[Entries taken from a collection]
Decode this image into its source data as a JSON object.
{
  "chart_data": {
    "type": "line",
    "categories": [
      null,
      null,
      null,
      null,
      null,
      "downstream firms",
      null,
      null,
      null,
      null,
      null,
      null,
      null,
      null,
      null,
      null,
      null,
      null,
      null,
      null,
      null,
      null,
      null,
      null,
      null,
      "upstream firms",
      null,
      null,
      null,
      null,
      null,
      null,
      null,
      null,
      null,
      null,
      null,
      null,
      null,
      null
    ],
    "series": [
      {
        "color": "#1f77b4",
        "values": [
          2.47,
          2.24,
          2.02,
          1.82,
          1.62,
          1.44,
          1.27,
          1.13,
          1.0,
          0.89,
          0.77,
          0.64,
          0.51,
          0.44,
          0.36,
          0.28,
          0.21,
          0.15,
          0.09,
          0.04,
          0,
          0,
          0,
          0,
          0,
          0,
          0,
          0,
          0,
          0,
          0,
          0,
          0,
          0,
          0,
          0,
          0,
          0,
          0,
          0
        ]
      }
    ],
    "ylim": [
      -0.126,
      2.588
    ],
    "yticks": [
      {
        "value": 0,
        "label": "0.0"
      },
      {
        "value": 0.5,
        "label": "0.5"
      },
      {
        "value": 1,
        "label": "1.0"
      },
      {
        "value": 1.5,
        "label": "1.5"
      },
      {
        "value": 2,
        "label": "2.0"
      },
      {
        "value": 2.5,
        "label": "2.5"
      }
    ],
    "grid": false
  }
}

TASK DIRECTIONS:
Transcribe every line of the data, exactly as it stands.

REPLY:
Decode this image into its source data as a JSON object.
{
  "chart_data": {
    "type": "line",
    "categories": [
      null,
      null,
      null,
      null,
      null,
      "downstream firms",
      null,
      null,
      null,
      null,
      null,
      null,
      null,
      null,
      null,
      null,
      null,
      null,
      null,
      null,
      null,
      null,
      null,
      null,
      null,
      "upstream firms",
      null,
      null,
      null,
      null,
      null,
      null,
      null,
      null,
      null,
      null,
      null,
      null,
      null,
      null
    ],
    "series": [
      {
        "color": "#1f77b4",
        "values": [
          2.47,
          2.24,
          2.02,
          1.82,
          1.62,
          1.44,
          1.27,
          1.13,
          1.0,
          0.89,
          0.77,
          0.64,
          0.51,
          0.44,
          0.36,
          0.28,
          0.21,
          0.15,
          0.09,
          0.04,
          0,
          0,
          0,
          0,
          0,
          0,
          0,
          0,
          0,
          0,
          0,
          0,
          0,
          0,
          0,
          0,
          0,
          0,
          0,
          0
        ]
      }
    ],
    "ylim": [
      -0.126,
      2.588
    ],
    "yticks": [
      {
        "value": 0,
        "label": "0.0"
      },
      {
        "value": 0.5,
        "label": "0.5"
      },
      {
        "value": 1,
        "label": "1.0"
      },
      {
        "value": 1.5,
        "label": "1.5"
      },
      {
        "value": 2,
        "label": "2.0"
      },
      {
        "value": 2.5,
        "label": "2.5"
      }
    ],
    "grid": false
  }
}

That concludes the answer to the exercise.